» Exercise:
Find the number of lines containing the string "JSON" in the data. Answer with the number by itself.

= = = =

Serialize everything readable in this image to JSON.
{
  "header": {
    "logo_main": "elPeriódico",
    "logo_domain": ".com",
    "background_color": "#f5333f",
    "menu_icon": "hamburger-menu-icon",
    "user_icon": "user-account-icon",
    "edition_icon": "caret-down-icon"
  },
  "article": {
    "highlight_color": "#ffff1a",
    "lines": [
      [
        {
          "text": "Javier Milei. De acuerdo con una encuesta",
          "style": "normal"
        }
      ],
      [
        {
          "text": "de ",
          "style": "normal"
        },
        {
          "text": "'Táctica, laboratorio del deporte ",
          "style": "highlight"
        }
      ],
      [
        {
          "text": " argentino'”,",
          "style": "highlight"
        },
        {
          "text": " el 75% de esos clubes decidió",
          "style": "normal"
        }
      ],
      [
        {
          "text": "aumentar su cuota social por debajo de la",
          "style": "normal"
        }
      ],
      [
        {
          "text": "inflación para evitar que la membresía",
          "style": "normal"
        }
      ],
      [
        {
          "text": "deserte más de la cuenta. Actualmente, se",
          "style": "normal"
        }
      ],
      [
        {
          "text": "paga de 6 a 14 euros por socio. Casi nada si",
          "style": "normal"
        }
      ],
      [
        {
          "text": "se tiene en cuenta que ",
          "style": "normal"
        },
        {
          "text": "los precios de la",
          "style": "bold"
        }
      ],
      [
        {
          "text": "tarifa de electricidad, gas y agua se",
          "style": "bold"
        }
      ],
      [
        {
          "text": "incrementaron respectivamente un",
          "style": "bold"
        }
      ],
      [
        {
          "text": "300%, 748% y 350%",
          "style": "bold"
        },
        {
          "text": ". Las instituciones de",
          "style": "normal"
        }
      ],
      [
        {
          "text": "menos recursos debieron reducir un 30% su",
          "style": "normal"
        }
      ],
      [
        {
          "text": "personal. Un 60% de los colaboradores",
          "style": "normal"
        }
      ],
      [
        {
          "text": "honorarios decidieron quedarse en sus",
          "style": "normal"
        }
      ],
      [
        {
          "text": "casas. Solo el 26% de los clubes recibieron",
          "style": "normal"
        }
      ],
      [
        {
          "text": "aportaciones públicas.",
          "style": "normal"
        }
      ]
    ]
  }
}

= = = =

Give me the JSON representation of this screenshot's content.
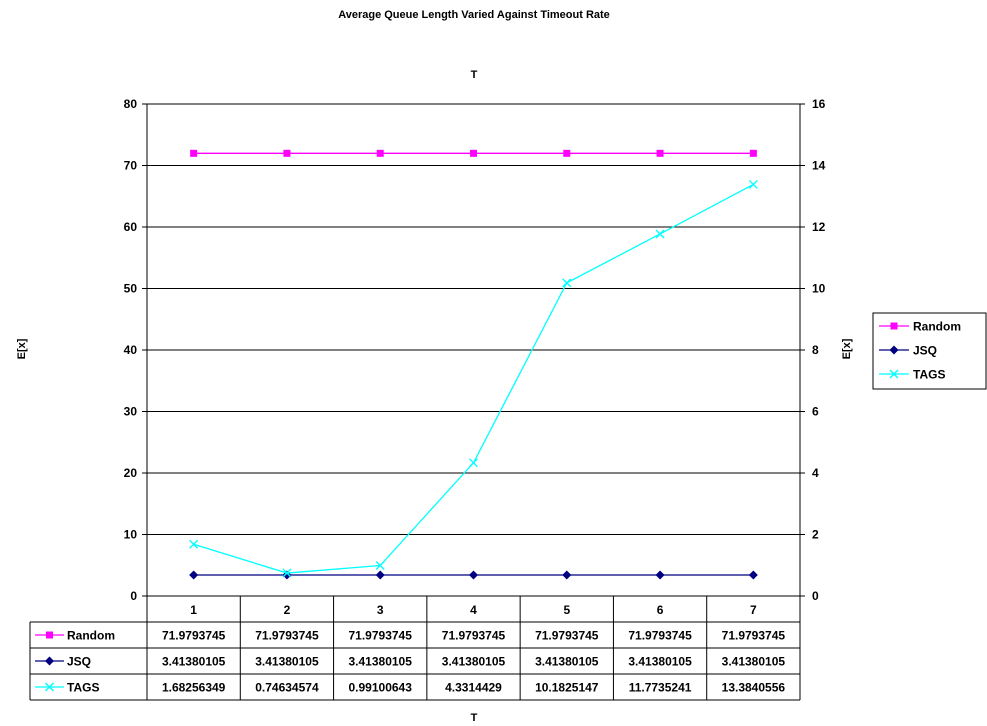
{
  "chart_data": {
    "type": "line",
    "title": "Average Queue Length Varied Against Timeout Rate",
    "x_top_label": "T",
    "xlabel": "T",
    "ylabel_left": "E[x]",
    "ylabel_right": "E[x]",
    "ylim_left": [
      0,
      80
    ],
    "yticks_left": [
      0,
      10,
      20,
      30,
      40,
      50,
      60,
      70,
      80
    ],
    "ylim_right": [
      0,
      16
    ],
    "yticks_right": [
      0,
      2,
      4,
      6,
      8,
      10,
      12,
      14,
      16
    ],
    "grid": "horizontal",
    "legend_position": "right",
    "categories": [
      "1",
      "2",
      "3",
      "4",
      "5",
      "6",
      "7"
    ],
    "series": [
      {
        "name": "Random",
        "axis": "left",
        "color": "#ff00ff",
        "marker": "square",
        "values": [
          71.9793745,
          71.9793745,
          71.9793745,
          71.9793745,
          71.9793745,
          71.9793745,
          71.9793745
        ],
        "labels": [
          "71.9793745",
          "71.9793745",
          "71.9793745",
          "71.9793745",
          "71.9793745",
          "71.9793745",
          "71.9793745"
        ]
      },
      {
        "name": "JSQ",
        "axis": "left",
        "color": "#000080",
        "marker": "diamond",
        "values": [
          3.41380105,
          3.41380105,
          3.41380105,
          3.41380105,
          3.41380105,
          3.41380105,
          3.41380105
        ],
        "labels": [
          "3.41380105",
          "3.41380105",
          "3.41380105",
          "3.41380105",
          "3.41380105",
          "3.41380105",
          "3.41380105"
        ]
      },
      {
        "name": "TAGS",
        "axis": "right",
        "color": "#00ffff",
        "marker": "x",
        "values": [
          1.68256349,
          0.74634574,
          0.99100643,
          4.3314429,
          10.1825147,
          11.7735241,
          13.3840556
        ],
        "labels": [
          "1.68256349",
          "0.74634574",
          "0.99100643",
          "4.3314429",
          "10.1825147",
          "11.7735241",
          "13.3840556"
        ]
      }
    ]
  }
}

= = = =

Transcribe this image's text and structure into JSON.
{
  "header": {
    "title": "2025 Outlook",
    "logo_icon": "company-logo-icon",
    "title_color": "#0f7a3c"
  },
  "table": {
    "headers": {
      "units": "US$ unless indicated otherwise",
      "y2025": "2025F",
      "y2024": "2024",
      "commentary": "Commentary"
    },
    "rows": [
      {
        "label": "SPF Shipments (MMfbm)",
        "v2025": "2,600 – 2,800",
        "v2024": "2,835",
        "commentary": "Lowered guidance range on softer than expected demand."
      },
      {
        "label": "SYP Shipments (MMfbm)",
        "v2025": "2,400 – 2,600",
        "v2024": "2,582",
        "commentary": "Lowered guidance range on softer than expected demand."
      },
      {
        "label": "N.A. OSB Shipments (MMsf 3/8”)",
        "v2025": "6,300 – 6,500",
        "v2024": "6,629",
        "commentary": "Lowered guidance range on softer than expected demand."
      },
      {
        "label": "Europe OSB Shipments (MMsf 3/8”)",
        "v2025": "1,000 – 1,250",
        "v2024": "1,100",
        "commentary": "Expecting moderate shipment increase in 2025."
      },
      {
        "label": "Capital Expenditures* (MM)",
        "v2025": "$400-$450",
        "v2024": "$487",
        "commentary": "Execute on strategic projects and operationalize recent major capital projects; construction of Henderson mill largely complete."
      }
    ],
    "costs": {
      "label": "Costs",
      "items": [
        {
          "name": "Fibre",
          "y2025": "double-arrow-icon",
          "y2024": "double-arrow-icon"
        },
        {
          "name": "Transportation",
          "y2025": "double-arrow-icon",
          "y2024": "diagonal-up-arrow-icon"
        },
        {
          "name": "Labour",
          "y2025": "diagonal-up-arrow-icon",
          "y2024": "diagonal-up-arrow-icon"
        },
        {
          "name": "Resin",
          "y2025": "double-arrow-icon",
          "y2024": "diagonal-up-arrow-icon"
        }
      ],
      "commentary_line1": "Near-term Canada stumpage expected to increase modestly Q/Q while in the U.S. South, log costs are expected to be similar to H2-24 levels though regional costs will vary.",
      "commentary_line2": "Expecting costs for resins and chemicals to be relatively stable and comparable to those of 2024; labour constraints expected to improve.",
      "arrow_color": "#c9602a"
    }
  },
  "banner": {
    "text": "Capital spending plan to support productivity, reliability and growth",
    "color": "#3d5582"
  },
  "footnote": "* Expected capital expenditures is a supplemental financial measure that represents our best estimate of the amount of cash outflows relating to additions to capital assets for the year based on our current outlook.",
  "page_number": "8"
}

= = = =

» Task output:
3